Dataset excerpts:
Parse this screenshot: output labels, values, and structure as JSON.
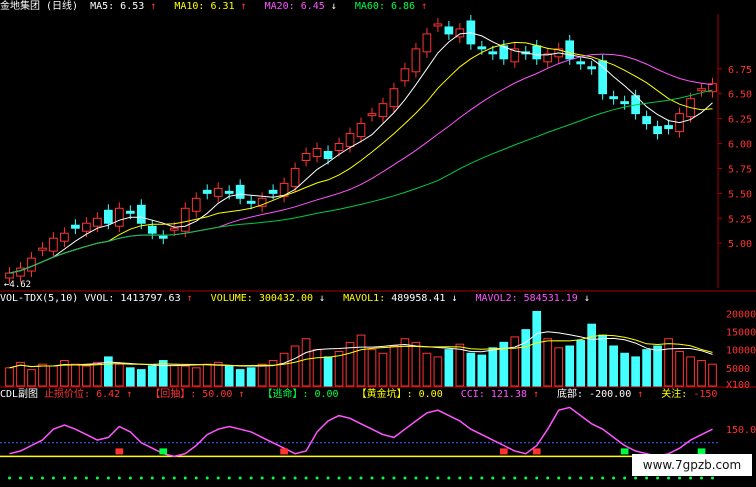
{
  "header": {
    "stock_name": "金地集团",
    "period": "(日线)",
    "ma5_label": "MA5:",
    "ma5_value": "6.53",
    "ma5_arrow": "↑",
    "ma10_label": "MA10:",
    "ma10_value": "6.31",
    "ma10_arrow": "↑",
    "ma20_label": "MA20:",
    "ma20_value": "6.45",
    "ma20_arrow": "↓",
    "ma60_label": "MA60:",
    "ma60_value": "6.86",
    "ma60_arrow": "↑"
  },
  "price_axis": [
    "6.75",
    "6.50",
    "6.25",
    "6.00",
    "5.75",
    "5.50",
    "5.25",
    "5.00"
  ],
  "low_marker": "←4.62",
  "volume_header": {
    "indicator": "VOL-TDX(5,10)",
    "vvol_label": "VVOL:",
    "vvol_value": "1413797.63",
    "vvol_arrow": "↑",
    "volume_label": "VOLUME:",
    "volume_value": "300432.00",
    "volume_arrow": "↓",
    "mavol1_label": "MAVOL1:",
    "mavol1_value": "489958.41",
    "mavol1_arrow": "↓",
    "mavol2_label": "MAVOL2:",
    "mavol2_value": "584531.19",
    "mavol2_arrow": "↓"
  },
  "volume_axis": [
    "20000",
    "15000",
    "10000",
    "5000",
    "X100"
  ],
  "cdl_header": {
    "title": "CDL副图",
    "stop_label": "止损价位:",
    "stop_value": "6.42",
    "stop_arrow": "↑",
    "pullback_label": "【回抽】:",
    "pullback_value": "50.00",
    "pullback_arrow": "↑",
    "escape_label": "【逃命】:",
    "escape_value": "0.00",
    "gold_label": "【黄金坑】:",
    "gold_value": "0.00",
    "cci_label": "CCI:",
    "cci_value": "121.38",
    "cci_arrow": "↑",
    "bottom_label": "底部:",
    "bottom_value": "-200.00",
    "bottom_arrow": "↑",
    "watch_label": "关注:",
    "watch_value": "-150"
  },
  "cdl_axis": [
    "150.00"
  ],
  "watermark": "www.7gpzb.com",
  "colors": {
    "up": "#ff3333",
    "down": "#44ffff",
    "ma5": "#ffffff",
    "ma10": "#ffff00",
    "ma20": "#ff55ff",
    "ma60": "#00cc44",
    "cci": "#ff55ff"
  },
  "chart_data": {
    "type": "candlestick",
    "close_prices": [
      4.7,
      4.75,
      4.85,
      4.95,
      5.05,
      5.1,
      5.15,
      5.2,
      5.25,
      5.2,
      5.35,
      5.3,
      5.2,
      5.1,
      5.05,
      5.15,
      5.35,
      5.45,
      5.5,
      5.55,
      5.5,
      5.45,
      5.4,
      5.45,
      5.5,
      5.6,
      5.75,
      5.9,
      5.95,
      5.85,
      6.0,
      6.1,
      6.2,
      6.3,
      6.4,
      6.55,
      6.75,
      6.95,
      7.1,
      7.2,
      7.1,
      7.15,
      7.0,
      6.95,
      6.9,
      6.85,
      6.95,
      6.9,
      6.85,
      6.9,
      6.95,
      6.85,
      6.8,
      6.75,
      6.5,
      6.45,
      6.4,
      6.3,
      6.2,
      6.1,
      6.15,
      6.3,
      6.45,
      6.55,
      6.6
    ],
    "volume_values": [
      5000,
      6500,
      4500,
      6000,
      5500,
      7000,
      6000,
      5500,
      6500,
      8000,
      6000,
      5000,
      4500,
      5500,
      7000,
      6000,
      5500,
      5000,
      6000,
      6500,
      5500,
      4500,
      5000,
      6000,
      7000,
      9000,
      11000,
      13000,
      10000,
      8000,
      9500,
      12000,
      14000,
      10000,
      9000,
      11000,
      13000,
      12000,
      9000,
      8000,
      10000,
      11500,
      9000,
      8500,
      10500,
      12000,
      13500,
      15500,
      20500,
      13000,
      10500,
      11000,
      12500,
      17000,
      14000,
      11000,
      9000,
      8000,
      10000,
      11000,
      13000,
      9500,
      8000,
      7000,
      6000
    ],
    "cci_values": [
      60,
      70,
      90,
      110,
      150,
      165,
      150,
      130,
      110,
      120,
      160,
      140,
      100,
      80,
      60,
      50,
      60,
      90,
      130,
      150,
      160,
      150,
      140,
      120,
      100,
      80,
      60,
      70,
      140,
      180,
      200,
      190,
      170,
      150,
      130,
      120,
      150,
      180,
      210,
      220,
      200,
      180,
      150,
      130,
      110,
      90,
      70,
      60,
      90,
      150,
      220,
      230,
      200,
      170,
      150,
      120,
      90,
      70,
      60,
      50,
      60,
      80,
      110,
      130,
      150
    ]
  }
}
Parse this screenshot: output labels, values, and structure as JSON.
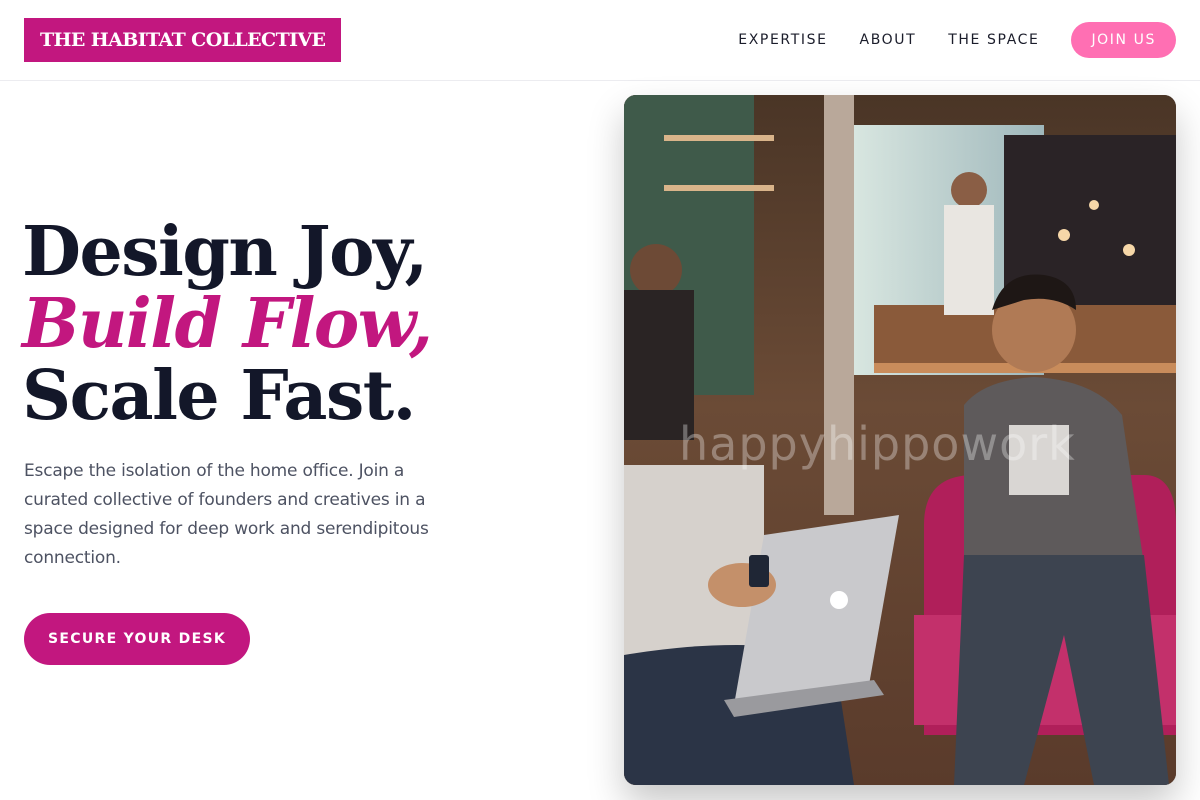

WRITTEN EXERCISE: Retype each line of the listing above word for word. Exclude the pictures.

COMPLETED TASK:
Parse this screenshot: output labels, values, and structure as JSON.
{
  "header": {
    "stock_name": "金地集团",
    "period": "(日线)",
    "ma5_label": "MA5:",
    "ma5_value": "6.53",
    "ma5_arrow": "↑",
    "ma10_label": "MA10:",
    "ma10_value": "6.31",
    "ma10_arrow": "↑",
    "ma20_label": "MA20:",
    "ma20_value": "6.45",
    "ma20_arrow": "↓",
    "ma60_label": "MA60:",
    "ma60_value": "6.86",
    "ma60_arrow": "↑"
  },
  "price_axis": [
    "6.75",
    "6.50",
    "6.25",
    "6.00",
    "5.75",
    "5.50",
    "5.25",
    "5.00"
  ],
  "low_marker": "←4.62",
  "volume_header": {
    "indicator": "VOL-TDX(5,10)",
    "vvol_label": "VVOL:",
    "vvol_value": "1413797.63",
    "vvol_arrow": "↑",
    "volume_label": "VOLUME:",
    "volume_value": "300432.00",
    "volume_arrow": "↓",
    "mavol1_label": "MAVOL1:",
    "mavol1_value": "489958.41",
    "mavol1_arrow": "↓",
    "mavol2_label": "MAVOL2:",
    "mavol2_value": "584531.19",
    "mavol2_arrow": "↓"
  },
  "volume_axis": [
    "20000",
    "15000",
    "10000",
    "5000",
    "X100"
  ],
  "cdl_header": {
    "title": "CDL副图",
    "stop_label": "止损价位:",
    "stop_value": "6.42",
    "stop_arrow": "↑",
    "pullback_label": "【回抽】:",
    "pullback_value": "50.00",
    "pullback_arrow": "↑",
    "escape_label": "【逃命】:",
    "escape_value": "0.00",
    "gold_label": "【黄金坑】:",
    "gold_value": "0.00",
    "cci_label": "CCI:",
    "cci_value": "121.38",
    "cci_arrow": "↑",
    "bottom_label": "底部:",
    "bottom_value": "-200.00",
    "bottom_arrow": "↑",
    "watch_label": "关注:",
    "watch_value": "-150"
  },
  "cdl_axis": [
    "150.00"
  ],
  "watermark": "www.7gpzb.com",
  "colors": {
    "up": "#ff3333",
    "down": "#44ffff",
    "ma5": "#ffffff",
    "ma10": "#ffff00",
    "ma20": "#ff55ff",
    "ma60": "#00cc44",
    "cci": "#ff55ff"
  },
  "chart_data": {
    "type": "candlestick",
    "close_prices": [
      4.7,
      4.75,
      4.85,
      4.95,
      5.05,
      5.1,
      5.15,
      5.2,
      5.25,
      5.2,
      5.35,
      5.3,
      5.2,
      5.1,
      5.05,
      5.15,
      5.35,
      5.45,
      5.5,
      5.55,
      5.5,
      5.45,
      5.4,
      5.45,
      5.5,
      5.6,
      5.75,
      5.9,
      5.95,
      5.85,
      6.0,
      6.1,
      6.2,
      6.3,
      6.4,
      6.55,
      6.75,
      6.95,
      7.1,
      7.2,
      7.1,
      7.15,
      7.0,
      6.95,
      6.9,
      6.85,
      6.95,
      6.9,
      6.85,
      6.9,
      6.95,
      6.85,
      6.8,
      6.75,
      6.5,
      6.45,
      6.4,
      6.3,
      6.2,
      6.1,
      6.15,
      6.3,
      6.45,
      6.55,
      6.6
    ],
    "volume_values": [
      5000,
      6500,
      4500,
      6000,
      5500,
      7000,
      6000,
      5500,
      6500,
      8000,
      6000,
      5000,
      4500,
      5500,
      7000,
      6000,
      5500,
      5000,
      6000,
      6500,
      5500,
      4500,
      5000,
      6000,
      7000,
      9000,
      11000,
      13000,
      10000,
      8000,
      9500,
      12000,
      14000,
      10000,
      9000,
      11000,
      13000,
      12000,
      9000,
      8000,
      10000,
      11500,
      9000,
      8500,
      10500,
      12000,
      13500,
      15500,
      20500,
      13000,
      10500,
      11000,
      12500,
      17000,
      14000,
      11000,
      9000,
      8000,
      10000,
      11000,
      13000,
      9500,
      8000,
      7000,
      6000
    ],
    "cci_values": [
      60,
      70,
      90,
      110,
      150,
      165,
      150,
      130,
      110,
      120,
      160,
      140,
      100,
      80,
      60,
      50,
      60,
      90,
      130,
      150,
      160,
      150,
      140,
      120,
      100,
      80,
      60,
      70,
      140,
      180,
      200,
      190,
      170,
      150,
      130,
      120,
      150,
      180,
      210,
      220,
      200,
      180,
      150,
      130,
      110,
      90,
      70,
      60,
      90,
      150,
      220,
      230,
      200,
      170,
      150,
      120,
      90,
      70,
      60,
      50,
      60,
      80,
      110,
      130,
      150
    ]
  }
}
Parse this screenshot: output labels, values, and structure as JSON.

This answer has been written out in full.